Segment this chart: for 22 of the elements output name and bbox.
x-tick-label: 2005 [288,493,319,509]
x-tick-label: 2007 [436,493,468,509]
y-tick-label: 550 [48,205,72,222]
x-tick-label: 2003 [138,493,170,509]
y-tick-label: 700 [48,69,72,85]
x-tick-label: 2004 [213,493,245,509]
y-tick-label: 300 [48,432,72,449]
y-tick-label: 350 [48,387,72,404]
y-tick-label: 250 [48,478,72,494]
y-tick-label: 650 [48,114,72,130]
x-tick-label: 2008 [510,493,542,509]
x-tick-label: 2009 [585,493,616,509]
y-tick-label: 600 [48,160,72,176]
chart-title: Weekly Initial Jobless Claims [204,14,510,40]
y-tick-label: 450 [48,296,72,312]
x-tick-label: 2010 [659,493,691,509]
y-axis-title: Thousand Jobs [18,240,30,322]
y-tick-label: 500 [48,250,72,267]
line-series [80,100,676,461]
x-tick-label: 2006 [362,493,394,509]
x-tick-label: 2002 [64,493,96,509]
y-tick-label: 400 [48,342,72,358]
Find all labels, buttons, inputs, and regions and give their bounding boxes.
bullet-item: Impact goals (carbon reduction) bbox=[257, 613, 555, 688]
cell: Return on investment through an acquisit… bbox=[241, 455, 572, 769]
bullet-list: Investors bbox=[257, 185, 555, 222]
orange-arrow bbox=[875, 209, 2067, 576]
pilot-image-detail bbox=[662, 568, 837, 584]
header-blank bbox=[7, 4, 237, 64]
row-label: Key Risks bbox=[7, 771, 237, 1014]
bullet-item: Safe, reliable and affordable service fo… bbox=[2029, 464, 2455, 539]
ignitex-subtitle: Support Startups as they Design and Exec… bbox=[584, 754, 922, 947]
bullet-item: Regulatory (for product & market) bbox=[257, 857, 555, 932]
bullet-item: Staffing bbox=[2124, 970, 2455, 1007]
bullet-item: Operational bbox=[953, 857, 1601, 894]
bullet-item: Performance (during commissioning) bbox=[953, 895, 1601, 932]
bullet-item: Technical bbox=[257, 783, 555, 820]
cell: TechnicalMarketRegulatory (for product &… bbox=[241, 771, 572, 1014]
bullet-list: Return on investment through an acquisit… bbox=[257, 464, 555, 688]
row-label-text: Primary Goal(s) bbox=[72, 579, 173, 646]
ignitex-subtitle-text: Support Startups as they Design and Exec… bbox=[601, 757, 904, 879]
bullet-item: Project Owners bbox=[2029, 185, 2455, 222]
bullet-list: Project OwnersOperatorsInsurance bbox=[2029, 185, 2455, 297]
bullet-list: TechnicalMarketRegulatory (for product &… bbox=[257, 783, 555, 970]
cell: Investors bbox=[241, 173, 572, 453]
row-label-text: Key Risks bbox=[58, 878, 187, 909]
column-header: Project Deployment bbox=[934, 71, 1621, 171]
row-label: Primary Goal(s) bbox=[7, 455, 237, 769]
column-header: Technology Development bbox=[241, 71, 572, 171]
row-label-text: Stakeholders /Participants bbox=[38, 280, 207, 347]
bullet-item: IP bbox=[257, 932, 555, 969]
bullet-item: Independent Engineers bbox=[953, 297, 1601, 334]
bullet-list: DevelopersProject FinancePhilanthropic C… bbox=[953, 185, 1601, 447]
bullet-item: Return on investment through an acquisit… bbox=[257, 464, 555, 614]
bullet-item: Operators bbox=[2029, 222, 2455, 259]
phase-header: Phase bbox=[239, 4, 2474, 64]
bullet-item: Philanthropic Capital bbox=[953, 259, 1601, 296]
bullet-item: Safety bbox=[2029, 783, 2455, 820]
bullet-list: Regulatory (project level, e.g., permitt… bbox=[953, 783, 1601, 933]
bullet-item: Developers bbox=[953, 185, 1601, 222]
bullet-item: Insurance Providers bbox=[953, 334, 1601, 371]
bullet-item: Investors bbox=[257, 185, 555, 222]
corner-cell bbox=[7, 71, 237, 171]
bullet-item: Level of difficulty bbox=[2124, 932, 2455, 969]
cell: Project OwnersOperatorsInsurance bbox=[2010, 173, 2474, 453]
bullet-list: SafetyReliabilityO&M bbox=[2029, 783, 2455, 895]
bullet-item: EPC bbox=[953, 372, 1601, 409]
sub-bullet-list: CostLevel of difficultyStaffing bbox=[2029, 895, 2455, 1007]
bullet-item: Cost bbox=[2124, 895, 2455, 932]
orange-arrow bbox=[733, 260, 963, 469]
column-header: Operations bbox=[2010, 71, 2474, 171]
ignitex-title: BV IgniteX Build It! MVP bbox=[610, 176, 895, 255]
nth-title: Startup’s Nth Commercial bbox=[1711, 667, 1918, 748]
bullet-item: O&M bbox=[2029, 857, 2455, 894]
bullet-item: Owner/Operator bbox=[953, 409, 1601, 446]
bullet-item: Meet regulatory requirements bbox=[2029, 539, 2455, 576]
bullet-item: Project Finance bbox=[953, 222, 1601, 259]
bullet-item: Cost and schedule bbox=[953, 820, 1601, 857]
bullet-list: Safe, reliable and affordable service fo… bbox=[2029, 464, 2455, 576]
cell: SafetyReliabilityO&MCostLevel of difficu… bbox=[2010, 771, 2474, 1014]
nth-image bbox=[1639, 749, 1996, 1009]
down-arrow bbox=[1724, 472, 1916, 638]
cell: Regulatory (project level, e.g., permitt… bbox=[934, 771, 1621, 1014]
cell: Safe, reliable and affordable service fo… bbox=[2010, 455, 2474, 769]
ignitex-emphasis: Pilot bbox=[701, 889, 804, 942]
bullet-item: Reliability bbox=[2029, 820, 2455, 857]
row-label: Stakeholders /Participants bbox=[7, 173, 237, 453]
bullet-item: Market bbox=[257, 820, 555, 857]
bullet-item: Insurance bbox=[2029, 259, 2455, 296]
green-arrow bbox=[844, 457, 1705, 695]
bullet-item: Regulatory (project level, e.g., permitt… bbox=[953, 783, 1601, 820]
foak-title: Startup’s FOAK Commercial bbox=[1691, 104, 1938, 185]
============
Written request: Recast the rows as a Markdown table with columns "Row" and "Line", starting at the first row and ending at the row that contains "y-tick-label: 600 [48,160,72,176]", and leave out any blank lines.

Output for this task:
| Row | Line |
|---|---|
| 1 | Segment this chart: for 22 of the elements output name and bbox. |
| 2 | x-tick-label: 2005 [288,493,319,509] |
| 3 | x-tick-label: 2007 [436,493,468,509] |
| 4 | y-tick-label: 550 [48,205,72,222] |
| 5 | x-tick-label: 2003 [138,493,170,509] |
| 6 | y-tick-label: 700 [48,69,72,85] |
| 7 | x-tick-label: 2004 [213,493,245,509] |
| 8 | y-tick-label: 300 [48,432,72,449] |
| 9 | y-tick-label: 350 [48,387,72,404] |
| 10 | y-tick-label: 250 [48,478,72,494] |
| 11 | y-tick-label: 650 [48,114,72,130] |
| 12 | x-tick-label: 2008 [510,493,542,509] |
| 13 | x-tick-label: 2009 [585,493,616,509] |
| 14 | y-tick-label: 600 [48,160,72,176] |